- _DO THIS_
Repeat the line that contains "What data populates" and all lines after it through the end, exactly as they are, minus the pictures.

Stored entries:
——————————
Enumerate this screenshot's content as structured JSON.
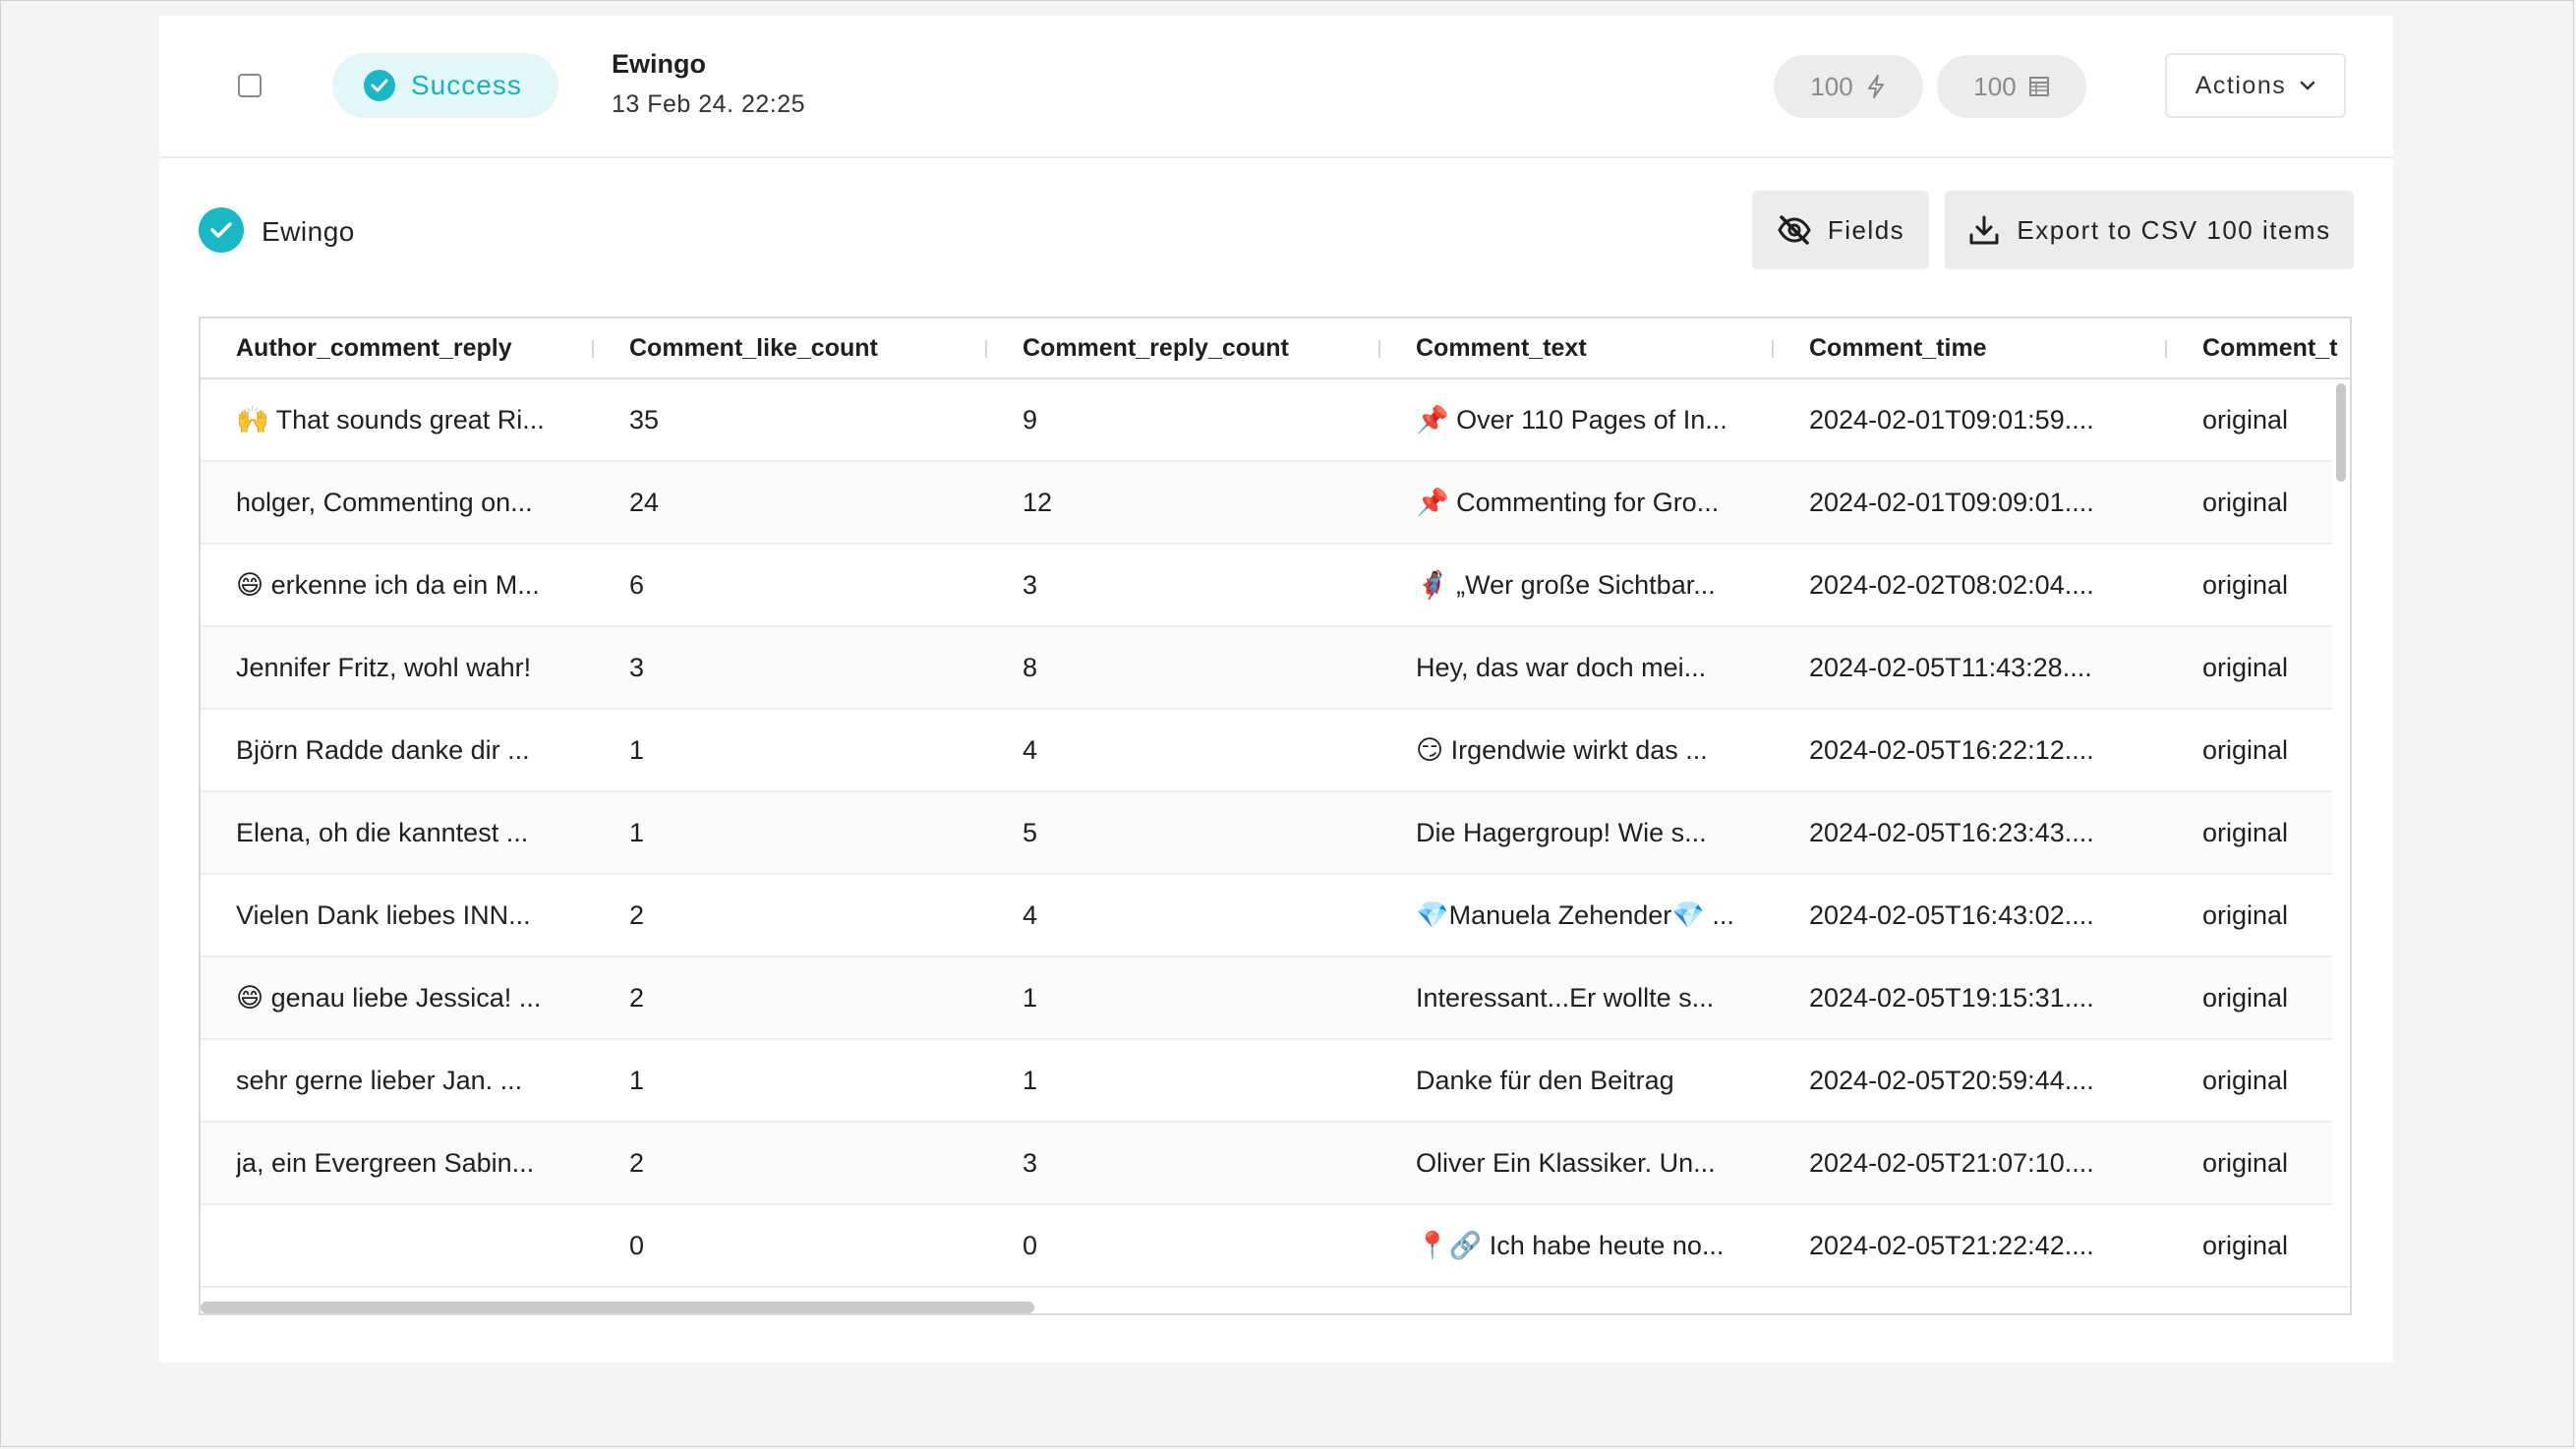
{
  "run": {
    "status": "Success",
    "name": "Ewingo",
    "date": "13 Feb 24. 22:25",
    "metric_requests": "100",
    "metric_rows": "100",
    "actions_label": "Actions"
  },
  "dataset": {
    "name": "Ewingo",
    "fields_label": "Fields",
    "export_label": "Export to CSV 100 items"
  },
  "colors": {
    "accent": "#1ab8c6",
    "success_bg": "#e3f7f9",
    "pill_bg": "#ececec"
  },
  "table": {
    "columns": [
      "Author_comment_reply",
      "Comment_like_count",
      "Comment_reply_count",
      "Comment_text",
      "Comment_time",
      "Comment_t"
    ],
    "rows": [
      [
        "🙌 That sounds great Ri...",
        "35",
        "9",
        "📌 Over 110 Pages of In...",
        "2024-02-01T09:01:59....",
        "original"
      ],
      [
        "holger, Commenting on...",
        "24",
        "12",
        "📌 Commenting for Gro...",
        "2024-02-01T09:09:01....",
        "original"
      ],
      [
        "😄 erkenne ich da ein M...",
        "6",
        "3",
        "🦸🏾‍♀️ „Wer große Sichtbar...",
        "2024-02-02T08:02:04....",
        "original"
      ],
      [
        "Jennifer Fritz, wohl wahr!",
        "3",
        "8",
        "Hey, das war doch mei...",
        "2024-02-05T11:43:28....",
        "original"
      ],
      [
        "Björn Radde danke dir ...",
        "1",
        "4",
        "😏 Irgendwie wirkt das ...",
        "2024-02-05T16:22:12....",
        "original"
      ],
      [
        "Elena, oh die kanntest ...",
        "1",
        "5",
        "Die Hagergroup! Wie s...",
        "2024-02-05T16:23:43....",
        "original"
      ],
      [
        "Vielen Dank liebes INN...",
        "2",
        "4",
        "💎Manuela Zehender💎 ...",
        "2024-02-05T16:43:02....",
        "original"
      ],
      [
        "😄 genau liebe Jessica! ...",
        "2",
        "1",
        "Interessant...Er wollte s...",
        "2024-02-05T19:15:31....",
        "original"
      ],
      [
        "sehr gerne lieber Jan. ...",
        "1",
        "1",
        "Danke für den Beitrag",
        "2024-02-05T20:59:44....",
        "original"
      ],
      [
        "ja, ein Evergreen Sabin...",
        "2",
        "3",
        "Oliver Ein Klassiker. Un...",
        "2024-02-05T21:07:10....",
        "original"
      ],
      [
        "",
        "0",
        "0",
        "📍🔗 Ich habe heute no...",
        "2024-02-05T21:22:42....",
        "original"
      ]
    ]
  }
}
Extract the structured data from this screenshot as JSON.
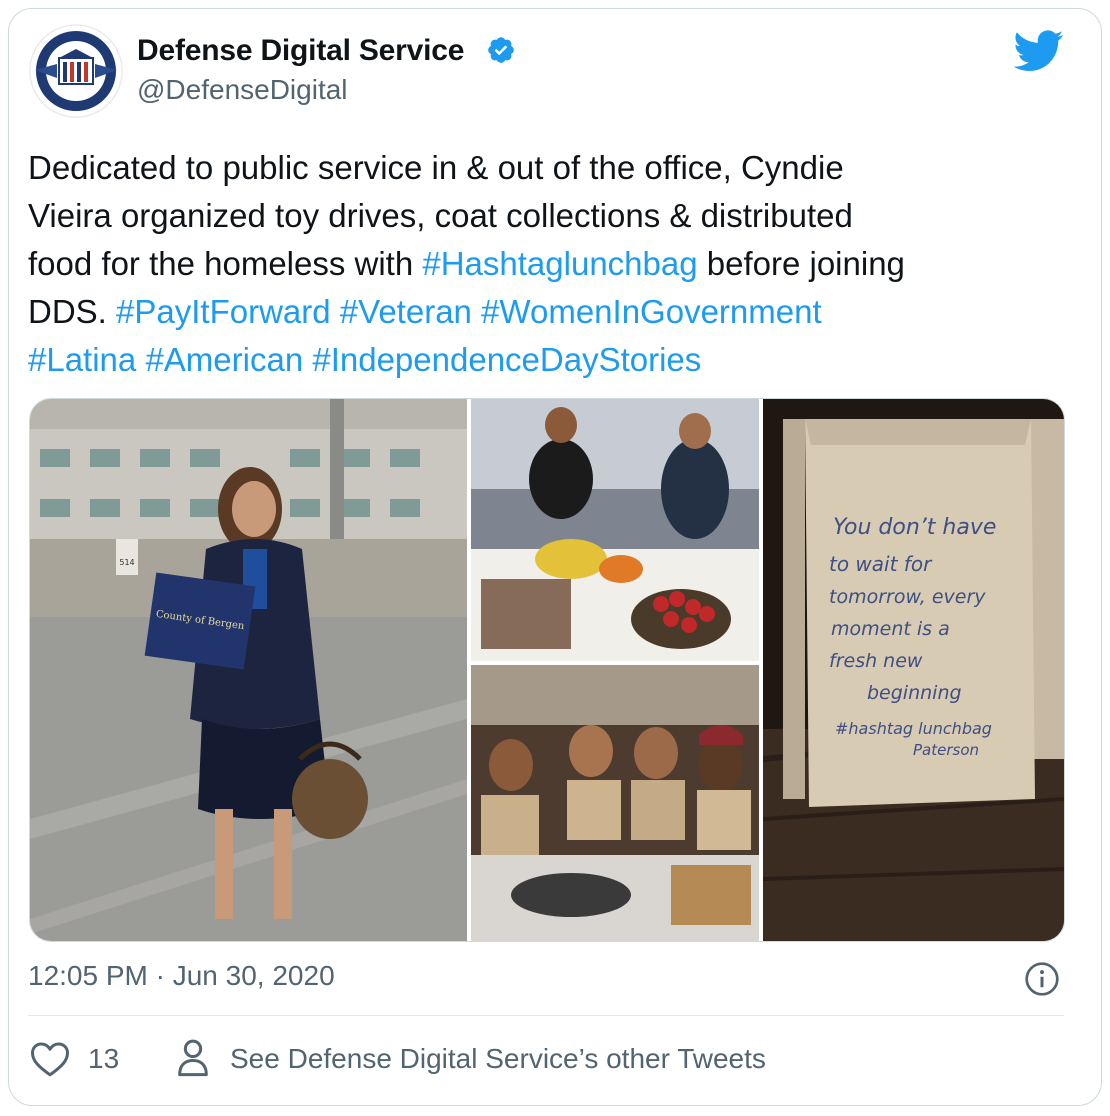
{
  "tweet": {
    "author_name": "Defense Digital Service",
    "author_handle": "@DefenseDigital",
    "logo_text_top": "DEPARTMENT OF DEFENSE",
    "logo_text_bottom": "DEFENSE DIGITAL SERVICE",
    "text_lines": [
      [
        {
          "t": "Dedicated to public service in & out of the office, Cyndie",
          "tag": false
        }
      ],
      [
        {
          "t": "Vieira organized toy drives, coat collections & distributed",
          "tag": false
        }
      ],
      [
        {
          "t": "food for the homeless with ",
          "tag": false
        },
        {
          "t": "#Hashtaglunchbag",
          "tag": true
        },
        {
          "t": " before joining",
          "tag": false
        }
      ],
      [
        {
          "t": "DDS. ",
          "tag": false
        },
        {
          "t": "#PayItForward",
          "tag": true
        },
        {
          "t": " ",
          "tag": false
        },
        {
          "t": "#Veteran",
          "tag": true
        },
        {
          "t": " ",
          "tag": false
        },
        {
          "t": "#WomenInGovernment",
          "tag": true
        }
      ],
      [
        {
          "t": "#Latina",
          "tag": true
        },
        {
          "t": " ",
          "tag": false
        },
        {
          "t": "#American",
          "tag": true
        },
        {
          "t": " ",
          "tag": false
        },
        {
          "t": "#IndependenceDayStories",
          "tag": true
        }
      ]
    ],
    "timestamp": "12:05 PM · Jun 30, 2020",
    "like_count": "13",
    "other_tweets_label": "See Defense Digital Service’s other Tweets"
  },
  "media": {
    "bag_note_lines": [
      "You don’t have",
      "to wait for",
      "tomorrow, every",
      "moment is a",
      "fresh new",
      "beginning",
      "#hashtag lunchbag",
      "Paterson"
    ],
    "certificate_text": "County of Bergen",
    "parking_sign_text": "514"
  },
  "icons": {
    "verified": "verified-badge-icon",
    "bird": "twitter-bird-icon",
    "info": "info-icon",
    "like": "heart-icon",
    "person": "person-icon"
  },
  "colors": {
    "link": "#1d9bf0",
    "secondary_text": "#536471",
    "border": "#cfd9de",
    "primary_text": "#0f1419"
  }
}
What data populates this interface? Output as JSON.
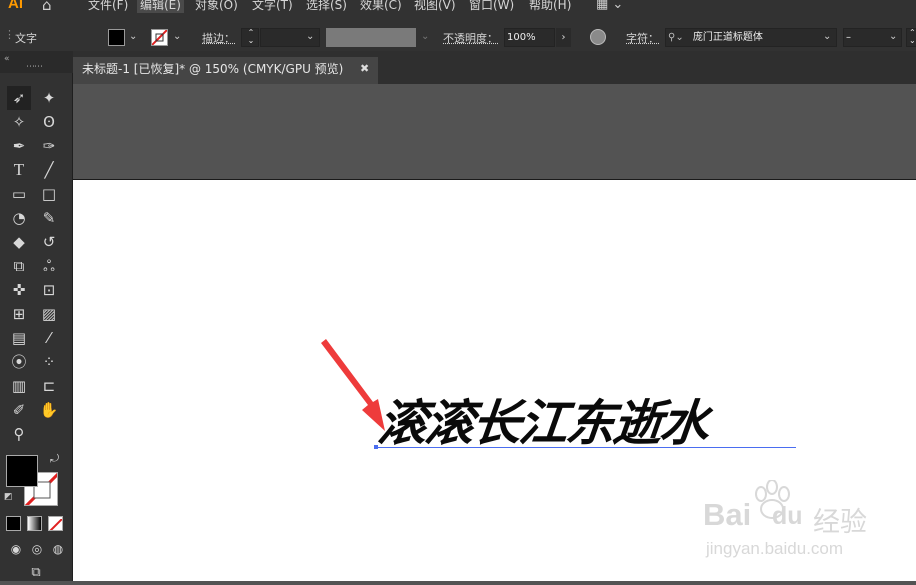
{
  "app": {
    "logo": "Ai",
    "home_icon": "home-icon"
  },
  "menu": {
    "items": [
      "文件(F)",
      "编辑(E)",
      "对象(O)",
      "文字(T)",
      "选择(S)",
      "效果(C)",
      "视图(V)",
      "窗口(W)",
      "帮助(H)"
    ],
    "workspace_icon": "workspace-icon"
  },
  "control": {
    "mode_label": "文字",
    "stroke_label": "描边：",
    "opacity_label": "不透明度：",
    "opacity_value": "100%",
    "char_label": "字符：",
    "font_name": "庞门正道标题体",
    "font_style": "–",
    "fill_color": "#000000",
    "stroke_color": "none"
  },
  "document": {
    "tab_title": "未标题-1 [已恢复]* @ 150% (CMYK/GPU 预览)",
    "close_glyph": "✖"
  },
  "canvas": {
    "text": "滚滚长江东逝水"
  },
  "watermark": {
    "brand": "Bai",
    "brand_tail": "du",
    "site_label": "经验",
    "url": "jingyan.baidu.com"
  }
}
——————————
- _RESPONSE FOR THIS EXERCISE_
What data populates this interface? Output as JSON.
{
  "app": {
    "logo": "Ai",
    "home_icon": "home-icon"
  },
  "menu": {
    "items": [
      "文件(F)",
      "编辑(E)",
      "对象(O)",
      "文字(T)",
      "选择(S)",
      "效果(C)",
      "视图(V)",
      "窗口(W)",
      "帮助(H)"
    ],
    "workspace_icon": "workspace-icon"
  },
  "control": {
    "mode_label": "文字",
    "stroke_label": "描边：",
    "opacity_label": "不透明度：",
    "opacity_value": "100%",
    "char_label": "字符：",
    "font_name": "庞门正道标题体",
    "font_style": "–",
    "fill_color": "#000000",
    "stroke_color": "none"
  },
  "document": {
    "tab_title": "未标题-1 [已恢复]* @ 150% (CMYK/GPU 预览)",
    "close_glyph": "✖"
  },
  "canvas": {
    "text": "滚滚长江东逝水"
  },
  "watermark": {
    "brand": "Bai",
    "brand_tail": "du",
    "site_label": "经验",
    "url": "jingyan.baidu.com"
  }
}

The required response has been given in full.